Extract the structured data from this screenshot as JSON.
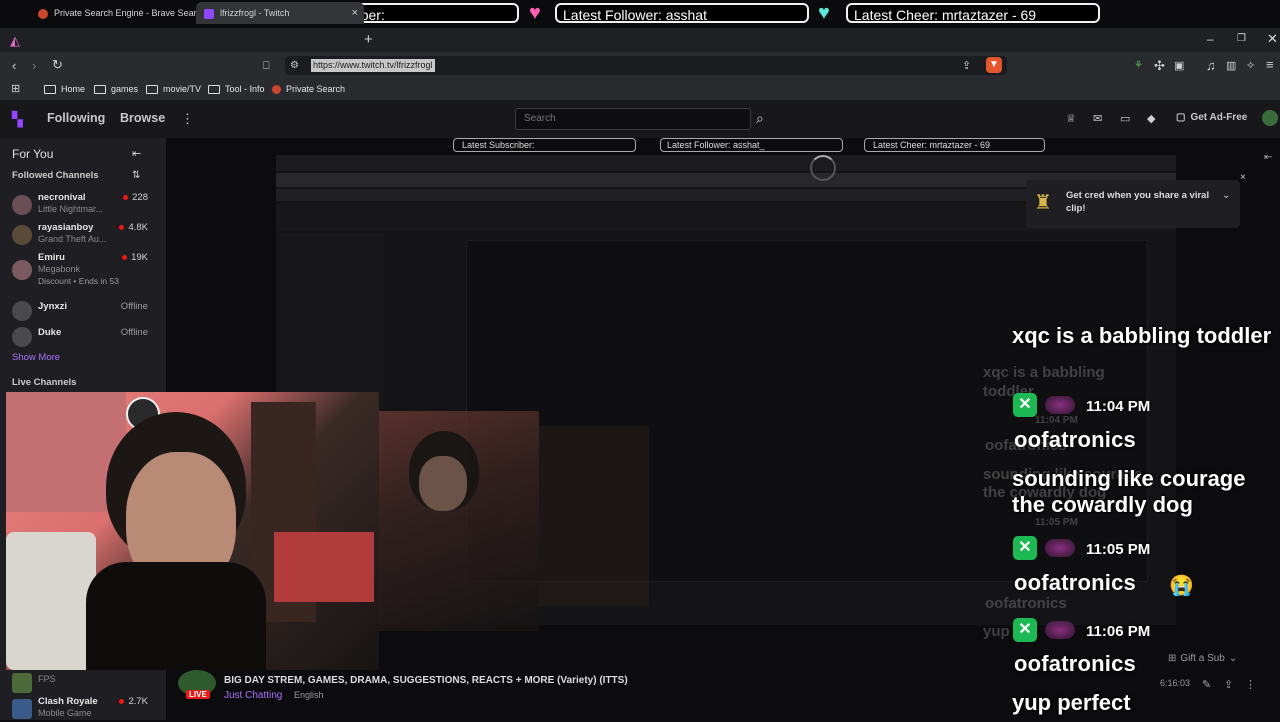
{
  "overlay": {
    "subscriber_label": "Latest Subscriber:",
    "follower_label": "Latest Follower: asshat_",
    "cheer_label": "Latest Cheer: mrtaztazer - 69"
  },
  "browser": {
    "tabs": [
      {
        "title": "Private Search Engine - Brave Search"
      },
      {
        "title": "lfrizzfrogl - Twitch"
      }
    ],
    "url": "https://www.twitch.tv/lfrizzfrogl",
    "bookmarks": [
      "Home",
      "games",
      "movie/TV",
      "Tool - Info",
      "Private Search"
    ]
  },
  "twitch": {
    "nav": {
      "following": "Following",
      "browse": "Browse",
      "search_placeholder": "Search",
      "ad_free": "Get Ad-Free"
    },
    "sidebar": {
      "for_you": "For You",
      "followed_channels": "Followed Channels",
      "channels": [
        {
          "name": "necronival",
          "game": "Little Nightmar...",
          "viewers": "228",
          "live": true
        },
        {
          "name": "rayasianboy",
          "game": "Grand Theft Au...",
          "viewers": "4.8K",
          "live": true
        },
        {
          "name": "Emiru",
          "game": "Megabonk",
          "viewers": "19K",
          "live": true,
          "extra": "Discount • Ends in 53"
        },
        {
          "name": "Jynxzi",
          "game": "",
          "viewers": "Offline",
          "live": false
        },
        {
          "name": "Duke",
          "game": "",
          "viewers": "Offline",
          "live": false
        }
      ],
      "show_more": "Show More",
      "live_channels": "Live Channels",
      "bottom_channels": [
        {
          "name": "",
          "game": "FPS",
          "viewers": ""
        },
        {
          "name": "Clash Royale",
          "game": "Mobile Game",
          "viewers": "2.7K"
        }
      ]
    },
    "viral_prompt": "Get cred when you share a viral clip!",
    "stream": {
      "title": "BIG DAY STREM, GAMES, DRAMA, SUGGESTIONS, REACTS + MORE (Variety) (ITTS)",
      "category": "Just Chatting",
      "language": "English",
      "live_badge": "LIVE",
      "gift_sub": "Gift a Sub",
      "uptime": "6:16:03"
    }
  },
  "chat": [
    {
      "kind": "message",
      "text": "xqc is a babbling toddler"
    },
    {
      "kind": "meta",
      "time": "11:04 PM",
      "user": "oofatronics"
    },
    {
      "kind": "message",
      "text": "sounding like courage the cowardly dog"
    },
    {
      "kind": "meta",
      "time": "11:05 PM",
      "user": "oofatronics",
      "emoji": "😭"
    },
    {
      "kind": "meta",
      "time": "11:06 PM",
      "user": "oofatronics"
    },
    {
      "kind": "message",
      "text": "yup perfect"
    }
  ],
  "chat_ghost": {
    "line1": "xqc is a babbling",
    "line2": "toddler",
    "time1": "11:04 PM",
    "user1": "oofatronics",
    "line3": "sounding like courage",
    "line4": "the cowardly dog",
    "time2": "11:05 PM",
    "user2": "oofatronics",
    "line5": "yup"
  },
  "colors": {
    "accent": "#a970ff",
    "live": "#e91916",
    "badge": "#1db954"
  }
}
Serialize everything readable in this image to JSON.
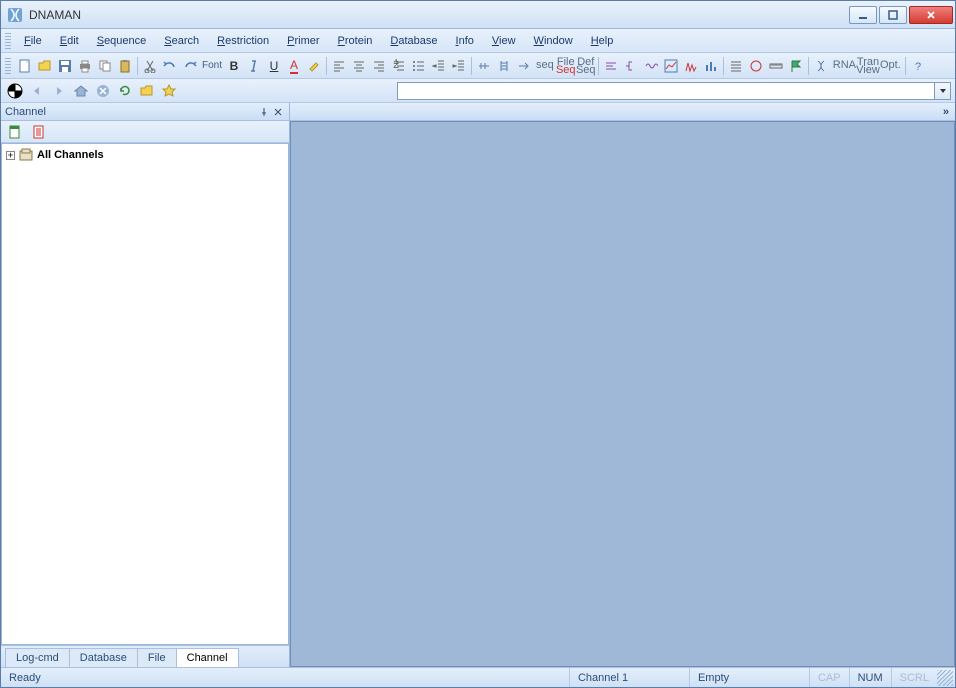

****************************************

**Task prompt**. Reproduce each line of the entries in which the word "courage" is found.

**Response to this exercise**.
      "text": "sounding like courage the cowardly dog"
    "line3": "sounding like courage",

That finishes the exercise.